- Job A -
Do these statements agree with the forum thread on contracts for trading horses? (i) One poster says that the simpler papers from Equine Legal Solutions start at $10. (ii) A poster's friend who is a law clerk holds that a bill of sale without a price is valid. (iii) One poster says that if no time for performance is set, a court will presume a "reasonable time." For each, answer yes or no and quote the words of the thread that decide it.

- Text extract -
# Any one have a contract covering exchanging horses?



## 2BigReds

Equine Legal Solutions has that sort of contract I believe, or at least something similar. Their simpler papers start at $10 I think.

If you're just trading horses period, no trial or buyback agreements, a bill of sale can be written up for each horse for the same or no purchase price.


----------



## Golden Horse

Anyone else?


----------



## animalartcreations

I'm not a lawyer so I can't give you legal advice, but this is what I would do if it was me in this situation:

Write down the full terms in a bill of sale type agreement. Be sure to put in there that any changes to the contract must be done in writing and signed off by both parties in front of an agreed upon witness. If you want a trade back clause, then that needs to be on the contract. The health and training level of each horse at the time of the trade needs to be fully disclosed. Have a picture of both horses in question on the contract and document any distinguishing marks. Both parties get a copy signed by the other person. 

For extra security, one can get two witnesses to sign or get both copies notarized.


----------



## ponyboy

2BigReds said:


> If you're just trading horses period, no trial or buyback agreements, a bill of sale can be written up for each horse for the same or no purchase price.


I'm not a lawyer either but my friend is a law clerk and a bill of sale without a price is not valid. You need to state that you are trading one horse for the other.


----------



## Guilherme

Golden Horse said:


> There is a small possibility that I may be going to trade out one of my horses, this would be a straight swap I believe, theirs for mine.
> 
> I was wondering if anyone has done this and if you had a contract agreement?


I'd write it up as a bill of sale and note that it's Horse A for Horse B. A dollar amount is not usually required if there was a clear barter/swap arrangement.

For any contract to be valid you need offer, acceptance, and consideration. "Consideration" means a promise for a promise; it may or may not be a promise to pay money. A time for performance is most highly recommended, but if one is not set then when a dispute arises a court will presume a "reasonable time."

As long as this is a clean swap you don't need a Philadelphia Lawyer to draft a contract. If buy backs, swap backs, guarantees, etc. are involved then you will need a lawyer to ensure that things are done correctly.

Put another way, following the KISS Principle is a Very Good Thing!!! 

G.

Page element annotations
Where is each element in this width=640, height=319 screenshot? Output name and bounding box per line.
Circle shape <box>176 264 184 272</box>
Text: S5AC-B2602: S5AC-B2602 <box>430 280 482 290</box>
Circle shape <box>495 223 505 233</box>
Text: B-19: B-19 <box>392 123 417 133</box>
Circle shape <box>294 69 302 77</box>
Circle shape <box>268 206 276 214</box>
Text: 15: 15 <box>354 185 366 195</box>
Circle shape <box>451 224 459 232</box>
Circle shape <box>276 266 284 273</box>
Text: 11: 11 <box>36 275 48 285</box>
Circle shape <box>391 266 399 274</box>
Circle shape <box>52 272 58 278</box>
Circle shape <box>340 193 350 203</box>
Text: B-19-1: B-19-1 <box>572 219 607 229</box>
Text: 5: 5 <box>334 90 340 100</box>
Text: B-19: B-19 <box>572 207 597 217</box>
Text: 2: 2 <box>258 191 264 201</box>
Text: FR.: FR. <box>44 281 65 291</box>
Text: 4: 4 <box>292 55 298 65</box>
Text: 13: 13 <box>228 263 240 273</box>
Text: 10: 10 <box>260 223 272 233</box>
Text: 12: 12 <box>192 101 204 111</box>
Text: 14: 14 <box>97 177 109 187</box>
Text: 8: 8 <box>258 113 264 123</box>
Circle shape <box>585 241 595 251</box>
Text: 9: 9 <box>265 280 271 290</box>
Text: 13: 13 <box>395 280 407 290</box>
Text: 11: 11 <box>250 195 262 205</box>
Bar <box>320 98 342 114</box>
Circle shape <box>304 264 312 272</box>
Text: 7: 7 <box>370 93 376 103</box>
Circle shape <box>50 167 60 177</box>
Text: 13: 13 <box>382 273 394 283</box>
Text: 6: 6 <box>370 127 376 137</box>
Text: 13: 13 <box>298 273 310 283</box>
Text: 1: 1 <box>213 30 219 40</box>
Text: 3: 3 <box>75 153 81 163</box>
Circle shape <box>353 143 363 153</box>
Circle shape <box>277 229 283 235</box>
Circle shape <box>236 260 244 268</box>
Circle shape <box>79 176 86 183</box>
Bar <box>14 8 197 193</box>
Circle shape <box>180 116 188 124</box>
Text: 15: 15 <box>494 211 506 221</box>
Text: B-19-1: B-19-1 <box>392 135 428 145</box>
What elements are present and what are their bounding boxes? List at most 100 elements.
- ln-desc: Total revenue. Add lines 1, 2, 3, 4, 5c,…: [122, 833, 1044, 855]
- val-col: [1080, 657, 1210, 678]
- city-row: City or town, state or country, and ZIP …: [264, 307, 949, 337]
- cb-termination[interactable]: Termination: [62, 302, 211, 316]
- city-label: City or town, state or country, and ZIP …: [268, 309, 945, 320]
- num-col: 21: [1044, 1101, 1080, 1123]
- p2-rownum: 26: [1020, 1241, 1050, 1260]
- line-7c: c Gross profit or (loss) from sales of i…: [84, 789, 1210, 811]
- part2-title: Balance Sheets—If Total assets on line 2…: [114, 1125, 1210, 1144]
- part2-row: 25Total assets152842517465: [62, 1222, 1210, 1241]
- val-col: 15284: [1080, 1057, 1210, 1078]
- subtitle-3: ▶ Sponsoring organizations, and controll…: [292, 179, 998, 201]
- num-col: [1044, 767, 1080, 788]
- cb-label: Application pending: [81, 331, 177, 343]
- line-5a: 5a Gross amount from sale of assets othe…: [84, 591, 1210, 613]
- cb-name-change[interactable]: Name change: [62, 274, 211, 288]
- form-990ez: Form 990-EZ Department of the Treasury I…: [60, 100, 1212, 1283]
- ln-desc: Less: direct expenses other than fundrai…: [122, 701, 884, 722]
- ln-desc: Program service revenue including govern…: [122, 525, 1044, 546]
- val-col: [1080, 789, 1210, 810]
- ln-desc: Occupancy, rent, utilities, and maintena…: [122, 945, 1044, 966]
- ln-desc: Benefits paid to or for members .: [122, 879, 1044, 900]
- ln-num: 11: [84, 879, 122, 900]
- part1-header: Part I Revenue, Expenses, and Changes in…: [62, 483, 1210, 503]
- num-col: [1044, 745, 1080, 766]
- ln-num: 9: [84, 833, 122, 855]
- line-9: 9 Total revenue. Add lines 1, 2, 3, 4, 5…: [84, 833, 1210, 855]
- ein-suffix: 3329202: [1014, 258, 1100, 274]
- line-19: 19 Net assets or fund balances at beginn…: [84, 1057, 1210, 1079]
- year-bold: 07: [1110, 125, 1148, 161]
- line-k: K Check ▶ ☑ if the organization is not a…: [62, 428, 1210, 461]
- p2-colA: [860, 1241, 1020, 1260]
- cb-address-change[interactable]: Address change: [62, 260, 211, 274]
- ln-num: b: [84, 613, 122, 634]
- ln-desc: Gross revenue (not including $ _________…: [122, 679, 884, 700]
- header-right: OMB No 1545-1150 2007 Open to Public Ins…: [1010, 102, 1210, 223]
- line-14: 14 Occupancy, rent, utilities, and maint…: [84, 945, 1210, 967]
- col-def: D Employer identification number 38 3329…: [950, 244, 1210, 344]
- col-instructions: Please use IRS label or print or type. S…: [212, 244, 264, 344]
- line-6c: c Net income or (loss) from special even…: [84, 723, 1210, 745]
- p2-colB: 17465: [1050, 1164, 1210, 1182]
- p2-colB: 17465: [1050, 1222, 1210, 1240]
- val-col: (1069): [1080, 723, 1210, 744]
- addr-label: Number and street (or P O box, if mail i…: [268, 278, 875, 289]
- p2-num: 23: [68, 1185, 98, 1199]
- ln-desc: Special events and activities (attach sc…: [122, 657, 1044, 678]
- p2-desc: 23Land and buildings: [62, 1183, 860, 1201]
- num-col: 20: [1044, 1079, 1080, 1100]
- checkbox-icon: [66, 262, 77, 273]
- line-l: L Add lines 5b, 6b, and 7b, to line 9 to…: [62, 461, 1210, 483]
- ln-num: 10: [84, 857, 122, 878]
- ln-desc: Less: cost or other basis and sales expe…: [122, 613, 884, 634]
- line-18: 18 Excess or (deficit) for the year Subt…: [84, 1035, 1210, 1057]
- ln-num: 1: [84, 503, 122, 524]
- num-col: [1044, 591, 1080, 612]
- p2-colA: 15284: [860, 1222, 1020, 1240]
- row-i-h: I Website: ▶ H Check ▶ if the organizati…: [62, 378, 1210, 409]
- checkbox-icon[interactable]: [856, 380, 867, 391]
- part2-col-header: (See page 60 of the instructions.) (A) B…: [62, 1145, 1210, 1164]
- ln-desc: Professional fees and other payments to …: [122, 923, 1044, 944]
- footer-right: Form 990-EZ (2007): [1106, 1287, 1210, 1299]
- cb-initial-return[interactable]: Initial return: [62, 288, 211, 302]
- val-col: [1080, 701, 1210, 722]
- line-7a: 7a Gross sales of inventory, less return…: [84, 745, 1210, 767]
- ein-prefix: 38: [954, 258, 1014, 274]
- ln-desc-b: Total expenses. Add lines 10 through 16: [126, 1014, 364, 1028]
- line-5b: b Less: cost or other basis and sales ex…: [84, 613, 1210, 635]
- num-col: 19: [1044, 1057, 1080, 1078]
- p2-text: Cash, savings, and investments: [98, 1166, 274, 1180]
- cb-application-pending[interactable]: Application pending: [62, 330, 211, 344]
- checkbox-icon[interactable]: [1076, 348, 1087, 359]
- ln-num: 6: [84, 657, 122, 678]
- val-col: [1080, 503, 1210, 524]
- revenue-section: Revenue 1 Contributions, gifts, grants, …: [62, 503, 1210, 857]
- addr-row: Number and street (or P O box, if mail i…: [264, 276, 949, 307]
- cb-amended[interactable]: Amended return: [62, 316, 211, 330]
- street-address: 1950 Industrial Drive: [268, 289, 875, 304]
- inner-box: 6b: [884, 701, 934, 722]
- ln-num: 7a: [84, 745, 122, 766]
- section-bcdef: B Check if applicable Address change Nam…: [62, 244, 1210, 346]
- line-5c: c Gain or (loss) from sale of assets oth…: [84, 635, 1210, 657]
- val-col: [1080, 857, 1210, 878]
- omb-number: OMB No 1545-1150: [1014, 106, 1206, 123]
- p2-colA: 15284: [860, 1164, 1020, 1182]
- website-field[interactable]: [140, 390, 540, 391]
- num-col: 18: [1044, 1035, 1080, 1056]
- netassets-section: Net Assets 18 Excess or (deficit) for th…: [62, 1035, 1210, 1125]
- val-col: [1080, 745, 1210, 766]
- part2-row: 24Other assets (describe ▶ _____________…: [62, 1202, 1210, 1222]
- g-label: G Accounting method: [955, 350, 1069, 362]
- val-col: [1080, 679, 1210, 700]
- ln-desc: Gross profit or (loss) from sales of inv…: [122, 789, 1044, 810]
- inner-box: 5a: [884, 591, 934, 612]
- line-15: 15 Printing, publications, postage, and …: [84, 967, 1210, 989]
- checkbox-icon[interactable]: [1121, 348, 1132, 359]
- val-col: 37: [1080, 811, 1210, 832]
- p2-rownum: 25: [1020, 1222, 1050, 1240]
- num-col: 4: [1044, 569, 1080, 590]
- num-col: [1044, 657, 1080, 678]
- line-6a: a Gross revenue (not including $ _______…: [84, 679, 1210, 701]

- Job B -
Can you update the records from their first line through the line containing "What elements are", replacing each "Circle shape" with "Round marker" and leaving everything else unchanged? Return only those lines.

- Worked answer A -
(i) Yes: "Their simpler papers start at $10 I think."
(ii) No: "a bill of sale without a price is not valid."
(iii) Yes: "A time for performance is most highly recommended, but if one is not set then when a dispute arises a court will presume a "reasonable time.""

- Worked answer B -
Where is each element in this width=640, height=319 screenshot? Output name and bounding box per line.
Round marker <box>176 264 184 272</box>
Text: S5AC-B2602: S5AC-B2602 <box>430 280 482 290</box>
Round marker <box>495 223 505 233</box>
Text: B-19: B-19 <box>392 123 417 133</box>
Round marker <box>294 69 302 77</box>
Round marker <box>268 206 276 214</box>
Text: 15: 15 <box>354 185 366 195</box>
Round marker <box>451 224 459 232</box>
Round marker <box>276 266 284 273</box>
Text: 11: 11 <box>36 275 48 285</box>
Round marker <box>391 266 399 274</box>
Round marker <box>52 272 58 278</box>
Round marker <box>340 193 350 203</box>
Text: B-19-1: B-19-1 <box>572 219 607 229</box>
Text: 5: 5 <box>334 90 340 100</box>
Text: B-19: B-19 <box>572 207 597 217</box>
Text: 2: 2 <box>258 191 264 201</box>
Text: FR.: FR. <box>44 281 65 291</box>
Text: 4: 4 <box>292 55 298 65</box>
Text: 13: 13 <box>228 263 240 273</box>
Text: 10: 10 <box>260 223 272 233</box>
Text: 12: 12 <box>192 101 204 111</box>
Text: 14: 14 <box>97 177 109 187</box>
Text: 8: 8 <box>258 113 264 123</box>
Round marker <box>585 241 595 251</box>
Text: 9: 9 <box>265 280 271 290</box>
Text: 13: 13 <box>395 280 407 290</box>
Text: 11: 11 <box>250 195 262 205</box>
Bar <box>320 98 342 114</box>
Round marker <box>304 264 312 272</box>
Text: 7: 7 <box>370 93 376 103</box>
Round marker <box>50 167 60 177</box>
Text: 13: 13 <box>382 273 394 283</box>
Text: 6: 6 <box>370 127 376 137</box>
Text: 13: 13 <box>298 273 310 283</box>
Text: 1: 1 <box>213 30 219 40</box>
Text: 3: 3 <box>75 153 81 163</box>
Round marker <box>353 143 363 153</box>
Round marker <box>277 229 283 235</box>
Round marker <box>236 260 244 268</box>
Round marker <box>79 176 86 183</box>
Bar <box>14 8 197 193</box>
Round marker <box>180 116 188 124</box>
Text: 15: 15 <box>494 211 506 221</box>
Text: B-19-1: B-19-1 <box>392 135 428 145</box>
What elements are present and what are their bounding boxes? List at most 100 elements.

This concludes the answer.